- [PROMPT] Copy all lines in which the word "text" can be found.

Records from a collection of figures

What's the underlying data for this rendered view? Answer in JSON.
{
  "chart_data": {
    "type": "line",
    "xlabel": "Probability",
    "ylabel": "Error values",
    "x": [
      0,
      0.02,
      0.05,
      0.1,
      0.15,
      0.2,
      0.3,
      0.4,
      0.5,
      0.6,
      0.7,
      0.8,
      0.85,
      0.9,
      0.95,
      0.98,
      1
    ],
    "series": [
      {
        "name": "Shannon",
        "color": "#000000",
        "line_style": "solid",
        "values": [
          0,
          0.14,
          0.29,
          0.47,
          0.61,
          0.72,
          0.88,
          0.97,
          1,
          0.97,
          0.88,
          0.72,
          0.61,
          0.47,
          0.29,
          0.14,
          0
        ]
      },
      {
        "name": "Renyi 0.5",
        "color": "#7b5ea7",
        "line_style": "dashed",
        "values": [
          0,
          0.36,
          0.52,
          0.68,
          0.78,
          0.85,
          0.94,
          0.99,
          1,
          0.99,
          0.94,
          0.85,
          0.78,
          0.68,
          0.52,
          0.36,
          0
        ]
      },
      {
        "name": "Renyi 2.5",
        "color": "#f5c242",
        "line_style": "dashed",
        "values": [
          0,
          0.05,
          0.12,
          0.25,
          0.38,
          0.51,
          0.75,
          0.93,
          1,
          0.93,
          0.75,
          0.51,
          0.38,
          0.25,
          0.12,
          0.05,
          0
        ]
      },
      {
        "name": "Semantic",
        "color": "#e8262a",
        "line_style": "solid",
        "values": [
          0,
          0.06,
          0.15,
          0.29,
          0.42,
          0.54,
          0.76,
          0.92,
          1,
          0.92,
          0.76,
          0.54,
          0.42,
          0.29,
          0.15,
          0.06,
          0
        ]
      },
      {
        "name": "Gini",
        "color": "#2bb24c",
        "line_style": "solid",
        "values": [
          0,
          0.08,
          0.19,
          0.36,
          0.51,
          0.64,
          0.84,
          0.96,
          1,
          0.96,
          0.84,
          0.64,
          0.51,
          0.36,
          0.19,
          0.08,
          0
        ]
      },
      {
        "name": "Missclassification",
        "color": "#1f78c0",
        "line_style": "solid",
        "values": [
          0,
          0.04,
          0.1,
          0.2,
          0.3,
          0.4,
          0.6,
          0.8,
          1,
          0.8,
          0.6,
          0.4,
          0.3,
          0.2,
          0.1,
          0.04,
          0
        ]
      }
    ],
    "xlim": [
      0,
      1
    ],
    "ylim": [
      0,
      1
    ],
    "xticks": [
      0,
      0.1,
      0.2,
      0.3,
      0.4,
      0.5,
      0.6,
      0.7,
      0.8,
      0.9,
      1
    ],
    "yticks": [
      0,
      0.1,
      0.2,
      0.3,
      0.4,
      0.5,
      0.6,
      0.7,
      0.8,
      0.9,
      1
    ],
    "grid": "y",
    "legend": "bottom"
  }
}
---
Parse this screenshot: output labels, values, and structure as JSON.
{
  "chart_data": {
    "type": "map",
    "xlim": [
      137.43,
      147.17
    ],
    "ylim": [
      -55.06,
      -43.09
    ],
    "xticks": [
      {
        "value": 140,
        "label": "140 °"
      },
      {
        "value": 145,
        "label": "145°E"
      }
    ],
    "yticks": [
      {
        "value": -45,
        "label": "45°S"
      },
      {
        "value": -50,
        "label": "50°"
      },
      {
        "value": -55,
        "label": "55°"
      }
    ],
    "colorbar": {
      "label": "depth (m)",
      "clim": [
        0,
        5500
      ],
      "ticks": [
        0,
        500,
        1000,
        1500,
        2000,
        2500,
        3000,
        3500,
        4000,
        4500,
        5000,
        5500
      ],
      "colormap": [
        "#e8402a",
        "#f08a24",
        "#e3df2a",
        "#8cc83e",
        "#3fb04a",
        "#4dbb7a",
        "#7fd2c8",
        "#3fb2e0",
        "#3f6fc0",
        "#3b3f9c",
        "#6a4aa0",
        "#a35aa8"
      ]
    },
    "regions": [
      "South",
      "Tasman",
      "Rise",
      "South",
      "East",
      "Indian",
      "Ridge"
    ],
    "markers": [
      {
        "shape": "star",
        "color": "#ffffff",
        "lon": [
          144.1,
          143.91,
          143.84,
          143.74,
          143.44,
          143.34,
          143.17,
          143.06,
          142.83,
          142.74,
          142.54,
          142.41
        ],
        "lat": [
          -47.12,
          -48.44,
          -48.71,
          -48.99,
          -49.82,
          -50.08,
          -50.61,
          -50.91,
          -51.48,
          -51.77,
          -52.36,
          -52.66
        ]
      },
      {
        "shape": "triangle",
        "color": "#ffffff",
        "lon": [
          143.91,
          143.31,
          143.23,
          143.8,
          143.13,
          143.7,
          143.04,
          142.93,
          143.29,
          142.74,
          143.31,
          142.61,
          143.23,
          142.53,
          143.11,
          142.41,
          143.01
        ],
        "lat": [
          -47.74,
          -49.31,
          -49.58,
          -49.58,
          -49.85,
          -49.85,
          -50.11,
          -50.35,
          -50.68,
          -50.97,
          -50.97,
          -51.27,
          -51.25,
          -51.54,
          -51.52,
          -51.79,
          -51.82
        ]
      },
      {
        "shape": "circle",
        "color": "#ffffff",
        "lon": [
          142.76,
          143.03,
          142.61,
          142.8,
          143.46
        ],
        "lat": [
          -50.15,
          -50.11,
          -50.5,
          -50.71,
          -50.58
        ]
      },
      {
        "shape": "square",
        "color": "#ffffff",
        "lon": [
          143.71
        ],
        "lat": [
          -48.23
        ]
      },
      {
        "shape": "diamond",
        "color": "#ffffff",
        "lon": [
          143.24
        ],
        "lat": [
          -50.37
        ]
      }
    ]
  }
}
* * *
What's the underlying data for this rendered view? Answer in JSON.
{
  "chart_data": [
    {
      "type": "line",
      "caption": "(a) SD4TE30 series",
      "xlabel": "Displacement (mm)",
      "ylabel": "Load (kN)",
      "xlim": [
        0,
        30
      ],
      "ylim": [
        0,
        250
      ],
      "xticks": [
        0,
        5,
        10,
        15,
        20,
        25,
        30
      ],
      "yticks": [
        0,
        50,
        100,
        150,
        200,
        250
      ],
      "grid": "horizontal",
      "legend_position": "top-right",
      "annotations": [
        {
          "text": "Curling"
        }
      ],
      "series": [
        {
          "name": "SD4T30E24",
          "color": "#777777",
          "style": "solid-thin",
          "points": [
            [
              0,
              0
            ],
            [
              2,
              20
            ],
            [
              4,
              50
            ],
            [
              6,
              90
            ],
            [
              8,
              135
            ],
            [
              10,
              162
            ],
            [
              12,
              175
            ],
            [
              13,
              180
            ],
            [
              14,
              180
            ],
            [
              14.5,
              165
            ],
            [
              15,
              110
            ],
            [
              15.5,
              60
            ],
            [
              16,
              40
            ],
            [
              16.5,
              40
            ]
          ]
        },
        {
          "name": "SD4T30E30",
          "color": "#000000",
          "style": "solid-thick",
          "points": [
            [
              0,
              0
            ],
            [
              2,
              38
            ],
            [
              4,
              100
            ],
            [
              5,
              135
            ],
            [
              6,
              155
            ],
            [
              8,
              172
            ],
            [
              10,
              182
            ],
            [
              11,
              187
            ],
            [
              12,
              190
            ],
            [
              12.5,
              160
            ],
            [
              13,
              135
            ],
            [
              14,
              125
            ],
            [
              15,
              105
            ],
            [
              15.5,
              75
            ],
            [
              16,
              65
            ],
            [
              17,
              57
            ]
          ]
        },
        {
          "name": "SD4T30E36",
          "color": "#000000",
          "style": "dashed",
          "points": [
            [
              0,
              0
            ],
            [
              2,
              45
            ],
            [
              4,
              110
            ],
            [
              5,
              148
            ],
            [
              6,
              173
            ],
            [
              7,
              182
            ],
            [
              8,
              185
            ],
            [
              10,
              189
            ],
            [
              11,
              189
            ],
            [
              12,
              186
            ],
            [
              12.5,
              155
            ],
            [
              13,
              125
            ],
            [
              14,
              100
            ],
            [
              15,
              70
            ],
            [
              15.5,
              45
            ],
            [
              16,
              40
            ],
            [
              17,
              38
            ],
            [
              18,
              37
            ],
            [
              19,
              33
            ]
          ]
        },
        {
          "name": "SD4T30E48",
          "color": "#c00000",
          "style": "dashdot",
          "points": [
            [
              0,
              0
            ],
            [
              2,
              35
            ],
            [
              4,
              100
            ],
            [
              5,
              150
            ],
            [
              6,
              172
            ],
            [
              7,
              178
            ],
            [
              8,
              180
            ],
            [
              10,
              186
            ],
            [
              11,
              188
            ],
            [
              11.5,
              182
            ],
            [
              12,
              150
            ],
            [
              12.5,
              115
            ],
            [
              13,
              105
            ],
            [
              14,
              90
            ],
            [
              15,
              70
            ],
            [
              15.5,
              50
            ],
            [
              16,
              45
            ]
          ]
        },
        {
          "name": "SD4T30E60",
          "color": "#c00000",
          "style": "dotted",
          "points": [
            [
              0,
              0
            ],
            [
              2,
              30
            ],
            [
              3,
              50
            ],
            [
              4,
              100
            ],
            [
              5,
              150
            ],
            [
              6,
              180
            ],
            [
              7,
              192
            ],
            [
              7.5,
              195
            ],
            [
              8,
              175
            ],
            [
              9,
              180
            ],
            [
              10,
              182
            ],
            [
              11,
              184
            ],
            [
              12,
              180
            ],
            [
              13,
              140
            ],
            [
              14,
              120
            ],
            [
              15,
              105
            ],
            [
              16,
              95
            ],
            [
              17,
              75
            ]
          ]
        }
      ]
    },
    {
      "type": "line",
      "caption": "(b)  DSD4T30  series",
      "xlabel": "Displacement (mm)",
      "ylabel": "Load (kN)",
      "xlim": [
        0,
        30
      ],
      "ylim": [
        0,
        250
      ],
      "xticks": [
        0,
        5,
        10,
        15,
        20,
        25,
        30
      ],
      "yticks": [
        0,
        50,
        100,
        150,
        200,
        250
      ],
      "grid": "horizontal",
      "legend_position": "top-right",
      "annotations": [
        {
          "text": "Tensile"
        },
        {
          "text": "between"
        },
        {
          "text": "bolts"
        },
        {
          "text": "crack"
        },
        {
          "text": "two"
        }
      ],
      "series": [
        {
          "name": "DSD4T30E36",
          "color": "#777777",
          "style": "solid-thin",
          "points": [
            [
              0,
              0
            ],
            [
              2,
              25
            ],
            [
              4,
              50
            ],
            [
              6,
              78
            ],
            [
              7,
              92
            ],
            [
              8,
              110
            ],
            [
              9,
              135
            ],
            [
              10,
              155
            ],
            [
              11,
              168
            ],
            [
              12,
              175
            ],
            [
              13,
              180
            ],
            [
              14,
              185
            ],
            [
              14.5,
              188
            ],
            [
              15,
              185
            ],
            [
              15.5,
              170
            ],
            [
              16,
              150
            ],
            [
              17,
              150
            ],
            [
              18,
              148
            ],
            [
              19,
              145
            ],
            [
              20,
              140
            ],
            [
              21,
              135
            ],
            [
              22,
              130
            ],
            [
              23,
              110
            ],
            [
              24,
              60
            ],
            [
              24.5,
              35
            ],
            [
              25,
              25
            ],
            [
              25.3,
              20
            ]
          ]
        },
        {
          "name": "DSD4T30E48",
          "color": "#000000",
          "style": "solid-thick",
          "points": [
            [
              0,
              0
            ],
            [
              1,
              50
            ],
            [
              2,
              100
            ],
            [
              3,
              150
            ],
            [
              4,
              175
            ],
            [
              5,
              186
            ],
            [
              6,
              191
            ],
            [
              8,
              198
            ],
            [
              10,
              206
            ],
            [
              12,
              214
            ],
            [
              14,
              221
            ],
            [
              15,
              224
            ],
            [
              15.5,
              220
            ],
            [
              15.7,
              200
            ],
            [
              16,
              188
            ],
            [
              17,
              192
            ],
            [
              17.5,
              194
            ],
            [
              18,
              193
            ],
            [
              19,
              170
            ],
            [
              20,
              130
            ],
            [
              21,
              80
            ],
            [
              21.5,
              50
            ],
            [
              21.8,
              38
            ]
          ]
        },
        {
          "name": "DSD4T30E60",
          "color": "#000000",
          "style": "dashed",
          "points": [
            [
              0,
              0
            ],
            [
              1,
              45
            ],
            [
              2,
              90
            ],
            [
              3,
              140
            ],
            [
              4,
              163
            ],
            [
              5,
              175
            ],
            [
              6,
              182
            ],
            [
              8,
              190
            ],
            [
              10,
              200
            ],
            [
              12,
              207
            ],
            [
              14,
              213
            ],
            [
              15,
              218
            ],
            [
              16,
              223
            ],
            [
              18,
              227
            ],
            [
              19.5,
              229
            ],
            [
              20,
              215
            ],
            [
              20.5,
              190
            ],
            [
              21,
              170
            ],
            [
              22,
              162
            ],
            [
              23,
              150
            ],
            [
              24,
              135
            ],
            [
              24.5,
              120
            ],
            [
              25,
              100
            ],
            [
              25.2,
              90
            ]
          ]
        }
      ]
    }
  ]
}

- [FINISHED TASK]
          "text": "Curling"
          "text": "Tensile"
          "text": "between"
          "text": "bolts"
          "text": "crack"
          "text": "two"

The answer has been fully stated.